• Stored data:

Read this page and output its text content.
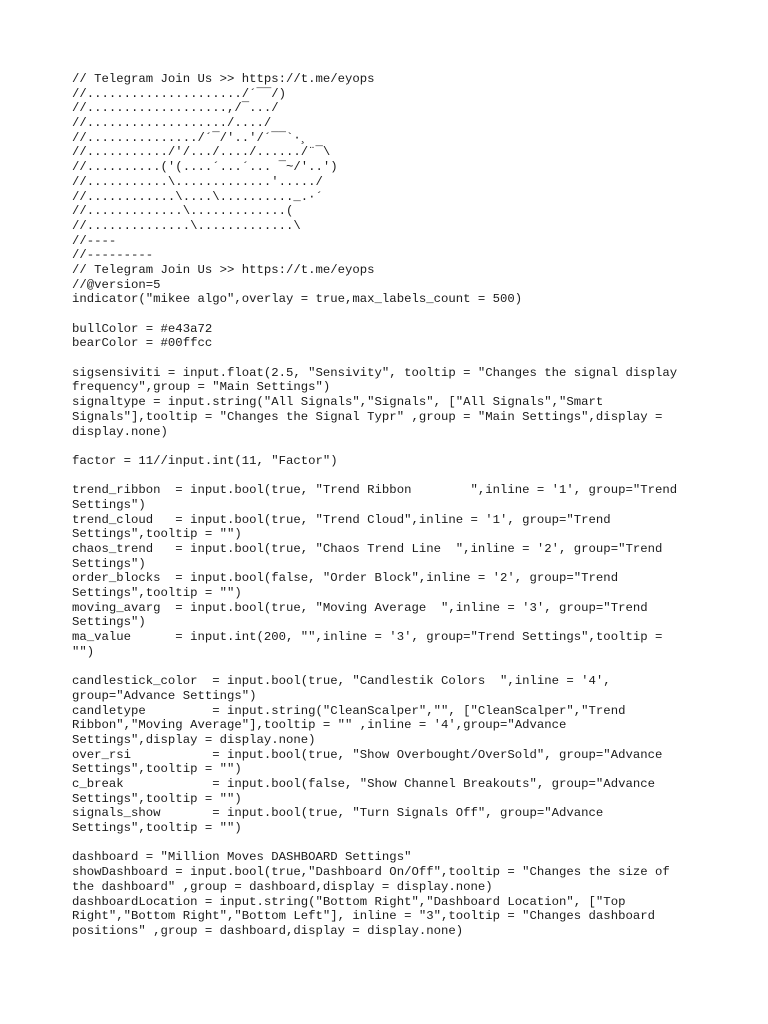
// Telegram Join Us >> https://t.me/eyops
//...................../´¯¯/)
//...................,/¯.../
//.................../..../
//.............../´¯/'..'/´¯¯`·¸
//.........../'/.../..../....../¨¯\
//..........('(....´...´... ¯~/'..')
//...........\.............'...../
//............\....\.........._.·´
//.............\.............(
//..............\.............\
//----
//---------
// Telegram Join Us >> https://t.me/eyops
//@version=5
indicator("mikee algo",overlay = true,max_labels_count = 500)
bullColor = #e43a72
bearColor = #00ffcc
sigsensiviti = input.float(2.5, "Sensivity", tooltip = "Changes the signal display
frequency",group = "Main Settings")
signaltype = input.string("All Signals","Signals", ["All Signals","Smart
Signals"],tooltip = "Changes the Signal Typr" ,group = "Main Settings",display =
display.none)
factor = 11//input.int(11, "Factor")
trend_ribbon  = input.bool(true, "Trend Ribbon        ",inline = '1', group="Trend
Settings")
trend_cloud   = input.bool(true, "Trend Cloud",inline = '1', group="Trend
Settings",tooltip = "")
chaos_trend   = input.bool(true, "Chaos Trend Line  ",inline = '2', group="Trend
Settings")
order_blocks  = input.bool(false, "Order Block",inline = '2', group="Trend
Settings",tooltip = "")
moving_avarg  = input.bool(true, "Moving Average  ",inline = '3', group="Trend
Settings")
ma_value      = input.int(200, "",inline = '3', group="Trend Settings",tooltip =
"")
candlestick_color  = input.bool(true, "Candlestik Colors  ",inline = '4',
group="Advance Settings")
candletype         = input.string("CleanScalper","", ["CleanScalper","Trend
Ribbon","Moving Average"],tooltip = "" ,inline = '4',group="Advance
Settings",display = display.none)
over_rsi           = input.bool(true, "Show Overbought/OverSold", group="Advance
Settings",tooltip = "")
c_break            = input.bool(false, "Show Channel Breakouts", group="Advance
Settings",tooltip = "")
signals_show       = input.bool(true, "Turn Signals Off", group="Advance
Settings",tooltip = "")
dashboard = "Million Moves DASHBOARD Settings"
showDashboard = input.bool(true,"Dashboard On/Off",tooltip = "Changes the size of
the dashboard" ,group = dashboard,display = display.none)
dashboardLocation = input.string("Bottom Right","Dashboard Location", ["Top
Right","Bottom Right","Bottom Left"], inline = "3",tooltip = "Changes dashboard
positions" ,group = dashboard,display = display.none)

• What this task involves:
Go through the records and gather the lines that hold "Main".

• Task result:
frequency",group = "Main Settings")
Signals"],tooltip = "Changes the Signal Typr" ,group = "Main Settings",display =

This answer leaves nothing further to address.